The request
Transcribe the records below exactly as they appear, omitting any pictures.

Stored data
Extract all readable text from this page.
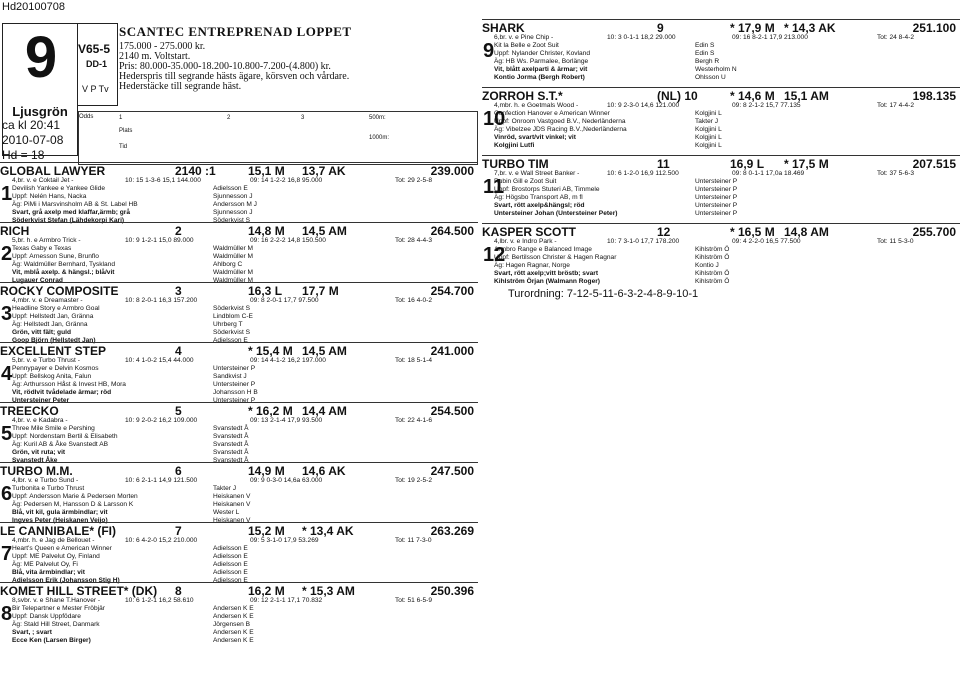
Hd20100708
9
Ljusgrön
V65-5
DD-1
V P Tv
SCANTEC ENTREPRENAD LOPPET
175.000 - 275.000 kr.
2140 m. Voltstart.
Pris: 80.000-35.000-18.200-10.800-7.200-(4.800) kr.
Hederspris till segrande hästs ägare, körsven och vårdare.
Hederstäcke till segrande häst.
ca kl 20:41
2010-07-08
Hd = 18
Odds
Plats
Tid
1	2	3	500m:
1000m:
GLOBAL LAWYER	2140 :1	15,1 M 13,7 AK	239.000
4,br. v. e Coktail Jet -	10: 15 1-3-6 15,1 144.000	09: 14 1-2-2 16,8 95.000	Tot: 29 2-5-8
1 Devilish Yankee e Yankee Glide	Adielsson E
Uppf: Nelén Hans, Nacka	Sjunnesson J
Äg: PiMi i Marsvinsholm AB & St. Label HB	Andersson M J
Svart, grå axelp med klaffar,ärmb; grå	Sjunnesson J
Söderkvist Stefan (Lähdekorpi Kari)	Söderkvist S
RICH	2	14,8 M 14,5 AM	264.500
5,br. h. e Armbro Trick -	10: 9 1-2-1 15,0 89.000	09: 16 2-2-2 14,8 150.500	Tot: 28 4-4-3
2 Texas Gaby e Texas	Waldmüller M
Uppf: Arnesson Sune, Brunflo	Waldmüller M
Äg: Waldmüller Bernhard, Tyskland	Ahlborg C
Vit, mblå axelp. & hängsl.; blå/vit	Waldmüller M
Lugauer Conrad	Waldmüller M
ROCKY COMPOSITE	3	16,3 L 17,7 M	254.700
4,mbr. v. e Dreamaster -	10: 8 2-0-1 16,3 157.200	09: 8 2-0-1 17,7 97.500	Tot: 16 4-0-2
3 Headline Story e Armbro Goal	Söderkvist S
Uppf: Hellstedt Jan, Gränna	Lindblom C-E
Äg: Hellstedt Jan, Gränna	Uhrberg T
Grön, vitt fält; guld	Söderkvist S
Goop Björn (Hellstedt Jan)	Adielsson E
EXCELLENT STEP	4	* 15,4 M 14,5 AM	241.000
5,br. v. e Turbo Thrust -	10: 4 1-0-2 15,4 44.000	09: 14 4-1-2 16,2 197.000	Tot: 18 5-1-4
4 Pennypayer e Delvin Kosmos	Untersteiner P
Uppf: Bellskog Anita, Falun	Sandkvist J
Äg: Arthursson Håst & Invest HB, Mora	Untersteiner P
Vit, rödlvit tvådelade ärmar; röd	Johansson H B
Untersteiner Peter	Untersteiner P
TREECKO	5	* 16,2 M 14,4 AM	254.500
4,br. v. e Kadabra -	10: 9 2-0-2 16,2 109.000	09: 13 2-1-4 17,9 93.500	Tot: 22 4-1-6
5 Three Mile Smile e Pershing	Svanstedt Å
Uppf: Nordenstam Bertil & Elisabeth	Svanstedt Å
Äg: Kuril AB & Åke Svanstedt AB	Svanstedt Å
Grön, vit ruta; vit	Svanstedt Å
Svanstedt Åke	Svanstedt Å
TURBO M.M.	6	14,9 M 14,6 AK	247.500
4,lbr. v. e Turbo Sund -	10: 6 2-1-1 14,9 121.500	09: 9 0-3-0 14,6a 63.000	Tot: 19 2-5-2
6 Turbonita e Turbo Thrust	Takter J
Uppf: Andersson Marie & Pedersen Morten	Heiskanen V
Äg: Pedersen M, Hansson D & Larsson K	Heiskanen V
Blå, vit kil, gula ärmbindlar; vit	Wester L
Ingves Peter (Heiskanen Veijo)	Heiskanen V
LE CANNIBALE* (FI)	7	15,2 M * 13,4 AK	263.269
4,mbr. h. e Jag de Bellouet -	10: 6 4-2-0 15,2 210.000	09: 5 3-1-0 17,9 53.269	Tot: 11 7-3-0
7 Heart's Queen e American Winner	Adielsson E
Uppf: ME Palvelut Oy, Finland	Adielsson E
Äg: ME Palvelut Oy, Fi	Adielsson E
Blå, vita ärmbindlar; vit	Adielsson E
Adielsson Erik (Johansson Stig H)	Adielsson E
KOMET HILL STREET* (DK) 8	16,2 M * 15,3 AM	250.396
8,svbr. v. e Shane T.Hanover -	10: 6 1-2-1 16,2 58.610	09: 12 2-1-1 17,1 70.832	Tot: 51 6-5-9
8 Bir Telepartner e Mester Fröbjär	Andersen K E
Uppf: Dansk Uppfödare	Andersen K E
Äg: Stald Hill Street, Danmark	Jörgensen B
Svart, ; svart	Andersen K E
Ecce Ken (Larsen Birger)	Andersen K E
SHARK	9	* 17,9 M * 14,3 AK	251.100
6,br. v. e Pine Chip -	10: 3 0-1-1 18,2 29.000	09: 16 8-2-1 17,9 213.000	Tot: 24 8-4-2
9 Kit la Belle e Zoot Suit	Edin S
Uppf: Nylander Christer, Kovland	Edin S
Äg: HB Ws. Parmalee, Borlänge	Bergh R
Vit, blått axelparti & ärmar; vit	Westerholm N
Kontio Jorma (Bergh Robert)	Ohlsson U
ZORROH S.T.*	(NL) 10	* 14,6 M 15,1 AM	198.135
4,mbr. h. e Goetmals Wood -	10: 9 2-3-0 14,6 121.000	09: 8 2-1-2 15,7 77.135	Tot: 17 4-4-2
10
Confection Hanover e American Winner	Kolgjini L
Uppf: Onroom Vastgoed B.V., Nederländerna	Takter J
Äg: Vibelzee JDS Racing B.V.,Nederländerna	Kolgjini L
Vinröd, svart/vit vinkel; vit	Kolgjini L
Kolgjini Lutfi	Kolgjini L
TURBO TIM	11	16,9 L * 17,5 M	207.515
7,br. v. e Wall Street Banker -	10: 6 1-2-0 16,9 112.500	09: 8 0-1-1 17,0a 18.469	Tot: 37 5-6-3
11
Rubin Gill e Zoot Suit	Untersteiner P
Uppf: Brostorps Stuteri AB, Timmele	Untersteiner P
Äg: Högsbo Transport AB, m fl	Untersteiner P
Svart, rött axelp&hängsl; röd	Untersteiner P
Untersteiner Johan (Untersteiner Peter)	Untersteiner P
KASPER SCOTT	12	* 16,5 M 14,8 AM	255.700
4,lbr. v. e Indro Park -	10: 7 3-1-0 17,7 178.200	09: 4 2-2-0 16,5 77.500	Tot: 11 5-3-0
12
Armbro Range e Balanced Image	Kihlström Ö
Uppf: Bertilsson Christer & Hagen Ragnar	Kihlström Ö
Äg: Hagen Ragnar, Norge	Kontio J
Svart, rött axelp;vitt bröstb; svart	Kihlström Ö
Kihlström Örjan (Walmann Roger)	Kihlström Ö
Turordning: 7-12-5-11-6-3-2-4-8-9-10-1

The response
Extract all readable text from this page.
Hd20100708
9
Ljusgrön
V65-5
DD-1
V P Tv
SCANTEC ENTREPRENAD LOPPET
175.000 - 275.000 kr.
2140 m. Voltstart.
Pris: 80.000-35.000-18.200-10.800-7.200-(4.800) kr.
Hederspris till segrande hästs ägare, körsven och vårdare.
Hederstäcke till segrande häst.
ca kl 20:41
2010-07-08
Hd = 18
Odds
Plats
Tid
1	2	3	500m:
1000m:
GLOBAL LAWYER	2140 :1	15,1 M 13,7 AK	239.000
4,br. v. e Coktail Jet -	10: 15 1-3-6 15,1 144.000	09: 14 1-2-2 16,8 95.000	Tot: 29 2-5-8
1 Devilish Yankee e Yankee Glide	Adielsson E
Uppf: Nelén Hans, Nacka	Sjunnesson J
Äg: PiMi i Marsvinsholm AB & St. Label HB	Andersson M J
Svart, grå axelp med klaffar,ärmb; grå	Sjunnesson J
Söderkvist Stefan (Lähdekorpi Kari)	Söderkvist S
RICH	2	14,8 M 14,5 AM	264.500
5,br. h. e Armbro Trick -	10: 9 1-2-1 15,0 89.000	09: 16 2-2-2 14,8 150.500	Tot: 28 4-4-3
2 Texas Gaby e Texas	Waldmüller M
Uppf: Arnesson Sune, Brunflo	Waldmüller M
Äg: Waldmüller Bernhard, Tyskland	Ahlborg C
Vit, mblå axelp. & hängsl.; blå/vit	Waldmüller M
Lugauer Conrad	Waldmüller M
ROCKY COMPOSITE	3	16,3 L 17,7 M	254.700
4,mbr. v. e Dreamaster -	10: 8 2-0-1 16,3 157.200	09: 8 2-0-1 17,7 97.500	Tot: 16 4-0-2
3 Headline Story e Armbro Goal	Söderkvist S
Uppf: Hellstedt Jan, Gränna	Lindblom C-E
Äg: Hellstedt Jan, Gränna	Uhrberg T
Grön, vitt fält; guld	Söderkvist S
Goop Björn (Hellstedt Jan)	Adielsson E
EXCELLENT STEP	4	* 15,4 M 14,5 AM	241.000
5,br. v. e Turbo Thrust -	10: 4 1-0-2 15,4 44.000	09: 14 4-1-2 16,2 197.000	Tot: 18 5-1-4
4 Pennypayer e Delvin Kosmos	Untersteiner P
Uppf: Bellskog Anita, Falun	Sandkvist J
Äg: Arthursson Håst & Invest HB, Mora	Untersteiner P
Vit, rödlvit tvådelade ärmar; röd	Johansson H B
Untersteiner Peter	Untersteiner P
TREECKO	5	* 16,2 M 14,4 AM	254.500
4,br. v. e Kadabra -	10: 9 2-0-2 16,2 109.000	09: 13 2-1-4 17,9 93.500	Tot: 22 4-1-6
5 Three Mile Smile e Pershing	Svanstedt Å
Uppf: Nordenstam Bertil & Elisabeth	Svanstedt Å
Äg: Kuril AB & Åke Svanstedt AB	Svanstedt Å
Grön, vit ruta; vit	Svanstedt Å
Svanstedt Åke	Svanstedt Å
TURBO M.M.	6	14,9 M 14,6 AK	247.500
4,lbr. v. e Turbo Sund -	10: 6 2-1-1 14,9 121.500	09: 9 0-3-0 14,6a 63.000	Tot: 19 2-5-2
6 Turbonita e Turbo Thrust	Takter J
Uppf: Andersson Marie & Pedersen Morten	Heiskanen V
Äg: Pedersen M, Hansson D & Larsson K	Heiskanen V
Blå, vit kil, gula ärmbindlar; vit	Wester L
Ingves Peter (Heiskanen Veijo)	Heiskanen V
LE CANNIBALE* (FI)	7	15,2 M * 13,4 AK	263.269
4,mbr. h. e Jag de Bellouet -	10: 6 4-2-0 15,2 210.000	09: 5 3-1-0 17,9 53.269	Tot: 11 7-3-0
7 Heart's Queen e American Winner	Adielsson E
Uppf: ME Palvelut Oy, Finland	Adielsson E
Äg: ME Palvelut Oy, Fi	Adielsson E
Blå, vita ärmbindlar; vit	Adielsson E
Adielsson Erik (Johansson Stig H)	Adielsson E
KOMET HILL STREET* (DK) 8	16,2 M * 15,3 AM	250.396
8,svbr. v. e Shane T.Hanover -	10: 6 1-2-1 16,2 58.610	09: 12 2-1-1 17,1 70.832	Tot: 51 6-5-9
8 Bir Telepartner e Mester Fröbjär	Andersen K E
Uppf: Dansk Uppfödare	Andersen K E
Äg: Stald Hill Street, Danmark	Jörgensen B
Svart, ; svart	Andersen K E
Ecce Ken (Larsen Birger)	Andersen K E
SHARK	9	* 17,9 M * 14,3 AK	251.100
6,br. v. e Pine Chip -	10: 3 0-1-1 18,2 29.000	09: 16 8-2-1 17,9 213.000	Tot: 24 8-4-2
9 Kit la Belle e Zoot Suit	Edin S
Uppf: Nylander Christer, Kovland	Edin S
Äg: HB Ws. Parmalee, Borlänge	Bergh R
Vit, blått axelparti & ärmar; vit	Westerholm N
Kontio Jorma (Bergh Robert)	Ohlsson U
ZORROH S.T.*	(NL) 10	* 14,6 M 15,1 AM	198.135
4,mbr. h. e Goetmals Wood -	10: 9 2-3-0 14,6 121.000	09: 8 2-1-2 15,7 77.135	Tot: 17 4-4-2
10
Confection Hanover e American Winner	Kolgjini L
Uppf: Onroom Vastgoed B.V., Nederländerna	Takter J
Äg: Vibelzee JDS Racing B.V.,Nederländerna	Kolgjini L
Vinröd, svart/vit vinkel; vit	Kolgjini L
Kolgjini Lutfi	Kolgjini L
TURBO TIM	11	16,9 L * 17,5 M	207.515
7,br. v. e Wall Street Banker -	10: 6 1-2-0 16,9 112.500	09: 8 0-1-1 17,0a 18.469	Tot: 37 5-6-3
11
Rubin Gill e Zoot Suit	Untersteiner P
Uppf: Brostorps Stuteri AB, Timmele	Untersteiner P
Äg: Högsbo Transport AB, m fl	Untersteiner P
Svart, rött axelp&hängsl; röd	Untersteiner P
Untersteiner Johan (Untersteiner Peter)	Untersteiner P
KASPER SCOTT	12	* 16,5 M 14,8 AM	255.700
4,lbr. v. e Indro Park -	10: 7 3-1-0 17,7 178.200	09: 4 2-2-0 16,5 77.500	Tot: 11 5-3-0
12
Armbro Range e Balanced Image	Kihlström Ö
Uppf: Bertilsson Christer & Hagen Ragnar	Kihlström Ö
Äg: Hagen Ragnar, Norge	Kontio J
Svart, rött axelp;vitt bröstb; svart	Kihlström Ö
Kihlström Örjan (Walmann Roger)	Kihlström Ö
Turordning: 7-12-5-11-6-3-2-4-8-9-10-1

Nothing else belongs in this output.